◆ Task goal ◆
Do not carry the pictures over; copy every other part of the entries exactly.

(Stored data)
——

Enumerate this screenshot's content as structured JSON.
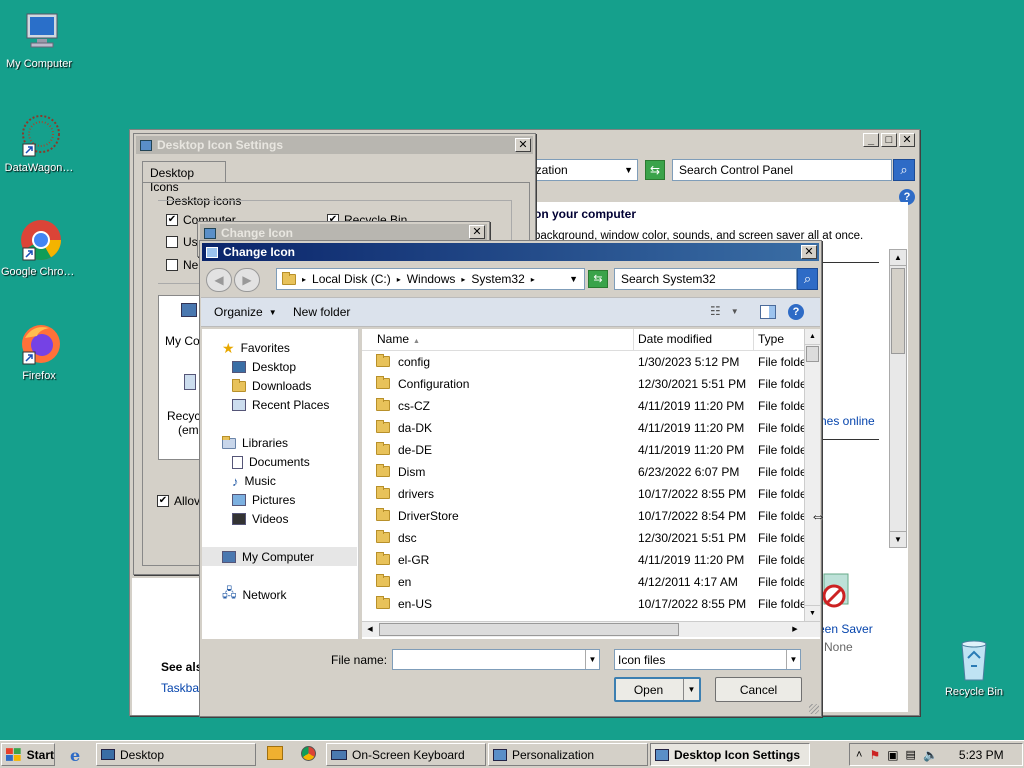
{
  "desktop": {
    "icons": [
      {
        "label": "My Computer"
      },
      {
        "label": "DataWagon…"
      },
      {
        "label": "Google Chrome"
      },
      {
        "label": "Firefox"
      },
      {
        "label": "Recycle Bin"
      }
    ]
  },
  "personalization": {
    "address_tail": "ization",
    "search_placeholder": "Search Control Panel",
    "heading": "on your computer",
    "subtext": "background, window color, sounds, and screen saver all at once.",
    "link_online": "nes online",
    "screen_saver_label": "een Saver",
    "screen_saver_value": "None",
    "see_also": "See als",
    "taskbar_link": "Taskbar"
  },
  "desktop_icon_settings": {
    "title": "Desktop Icon Settings",
    "tab": "Desktop Icons",
    "group_label": "Desktop icons",
    "checkboxes": [
      "Computer",
      "Recycle Bin",
      "Us",
      "Ne"
    ],
    "icon_label_1": "My Co",
    "icon_label_2": "Recyc",
    "icon_label_3": "(emp",
    "allow_label": "Allov"
  },
  "change_icon_back": {
    "title": "Change Icon"
  },
  "change_icon": {
    "title": "Change Icon",
    "breadcrumb": [
      "Local Disk (C:)",
      "Windows",
      "System32"
    ],
    "search_placeholder": "Search System32",
    "organize_label": "Organize",
    "new_folder_label": "New folder",
    "nav": {
      "favorites": "Favorites",
      "desktop": "Desktop",
      "downloads": "Downloads",
      "recent": "Recent Places",
      "libraries": "Libraries",
      "documents": "Documents",
      "music": "Music",
      "pictures": "Pictures",
      "videos": "Videos",
      "my_computer": "My Computer",
      "network": "Network"
    },
    "columns": {
      "name": "Name",
      "date": "Date modified",
      "type": "Type"
    },
    "rows": [
      {
        "name": "config",
        "date": "1/30/2023 5:12 PM",
        "type": "File folder"
      },
      {
        "name": "Configuration",
        "date": "12/30/2021 5:51 PM",
        "type": "File folder"
      },
      {
        "name": "cs-CZ",
        "date": "4/11/2019 11:20 PM",
        "type": "File folder"
      },
      {
        "name": "da-DK",
        "date": "4/11/2019 11:20 PM",
        "type": "File folder"
      },
      {
        "name": "de-DE",
        "date": "4/11/2019 11:20 PM",
        "type": "File folder"
      },
      {
        "name": "Dism",
        "date": "6/23/2022 6:07 PM",
        "type": "File folder"
      },
      {
        "name": "drivers",
        "date": "10/17/2022 8:55 PM",
        "type": "File folder"
      },
      {
        "name": "DriverStore",
        "date": "10/17/2022 8:54 PM",
        "type": "File folder"
      },
      {
        "name": "dsc",
        "date": "12/30/2021 5:51 PM",
        "type": "File folder"
      },
      {
        "name": "el-GR",
        "date": "4/11/2019 11:20 PM",
        "type": "File folder"
      },
      {
        "name": "en",
        "date": "4/12/2011 4:17 AM",
        "type": "File folder"
      },
      {
        "name": "en-US",
        "date": "10/17/2022 8:55 PM",
        "type": "File folder"
      }
    ],
    "file_name_label": "File name:",
    "file_name_value": "",
    "file_type_value": "Icon files",
    "open_label": "Open",
    "cancel_label": "Cancel"
  },
  "taskbar": {
    "start_label": "Start",
    "items": [
      {
        "label": "Desktop"
      },
      {
        "label": "On-Screen Keyboard"
      },
      {
        "label": "Personalization"
      },
      {
        "label": "Desktop Icon Settings"
      }
    ],
    "clock": "5:23 PM"
  },
  "colors": {
    "desktop_bg": "#15a08c",
    "title_active": "#0a246a",
    "title_inactive": "#b8b6b0",
    "selection": "#cce8ff"
  }
}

——

◆ Written response ◆
Enumerate this screenshot's content as structured JSON.
{
  "desktop": {
    "icons": [
      {
        "label": "My Computer"
      },
      {
        "label": "DataWagon…"
      },
      {
        "label": "Google Chrome"
      },
      {
        "label": "Firefox"
      },
      {
        "label": "Recycle Bin"
      }
    ]
  },
  "personalization": {
    "address_tail": "ization",
    "search_placeholder": "Search Control Panel",
    "heading": "on your computer",
    "subtext": "background, window color, sounds, and screen saver all at once.",
    "link_online": "nes online",
    "screen_saver_label": "een Saver",
    "screen_saver_value": "None",
    "see_also": "See als",
    "taskbar_link": "Taskbar"
  },
  "desktop_icon_settings": {
    "title": "Desktop Icon Settings",
    "tab": "Desktop Icons",
    "group_label": "Desktop icons",
    "checkboxes": [
      "Computer",
      "Recycle Bin",
      "Us",
      "Ne"
    ],
    "icon_label_1": "My Co",
    "icon_label_2": "Recyc",
    "icon_label_3": "(emp",
    "allow_label": "Allov"
  },
  "change_icon_back": {
    "title": "Change Icon"
  },
  "change_icon": {
    "title": "Change Icon",
    "breadcrumb": [
      "Local Disk (C:)",
      "Windows",
      "System32"
    ],
    "search_placeholder": "Search System32",
    "organize_label": "Organize",
    "new_folder_label": "New folder",
    "nav": {
      "favorites": "Favorites",
      "desktop": "Desktop",
      "downloads": "Downloads",
      "recent": "Recent Places",
      "libraries": "Libraries",
      "documents": "Documents",
      "music": "Music",
      "pictures": "Pictures",
      "videos": "Videos",
      "my_computer": "My Computer",
      "network": "Network"
    },
    "columns": {
      "name": "Name",
      "date": "Date modified",
      "type": "Type"
    },
    "rows": [
      {
        "name": "config",
        "date": "1/30/2023 5:12 PM",
        "type": "File folder"
      },
      {
        "name": "Configuration",
        "date": "12/30/2021 5:51 PM",
        "type": "File folder"
      },
      {
        "name": "cs-CZ",
        "date": "4/11/2019 11:20 PM",
        "type": "File folder"
      },
      {
        "name": "da-DK",
        "date": "4/11/2019 11:20 PM",
        "type": "File folder"
      },
      {
        "name": "de-DE",
        "date": "4/11/2019 11:20 PM",
        "type": "File folder"
      },
      {
        "name": "Dism",
        "date": "6/23/2022 6:07 PM",
        "type": "File folder"
      },
      {
        "name": "drivers",
        "date": "10/17/2022 8:55 PM",
        "type": "File folder"
      },
      {
        "name": "DriverStore",
        "date": "10/17/2022 8:54 PM",
        "type": "File folder"
      },
      {
        "name": "dsc",
        "date": "12/30/2021 5:51 PM",
        "type": "File folder"
      },
      {
        "name": "el-GR",
        "date": "4/11/2019 11:20 PM",
        "type": "File folder"
      },
      {
        "name": "en",
        "date": "4/12/2011 4:17 AM",
        "type": "File folder"
      },
      {
        "name": "en-US",
        "date": "10/17/2022 8:55 PM",
        "type": "File folder"
      }
    ],
    "file_name_label": "File name:",
    "file_name_value": "",
    "file_type_value": "Icon files",
    "open_label": "Open",
    "cancel_label": "Cancel"
  },
  "taskbar": {
    "start_label": "Start",
    "items": [
      {
        "label": "Desktop"
      },
      {
        "label": "On-Screen Keyboard"
      },
      {
        "label": "Personalization"
      },
      {
        "label": "Desktop Icon Settings"
      }
    ],
    "clock": "5:23 PM"
  },
  "colors": {
    "desktop_bg": "#15a08c",
    "title_active": "#0a246a",
    "title_inactive": "#b8b6b0",
    "selection": "#cce8ff"
  }
}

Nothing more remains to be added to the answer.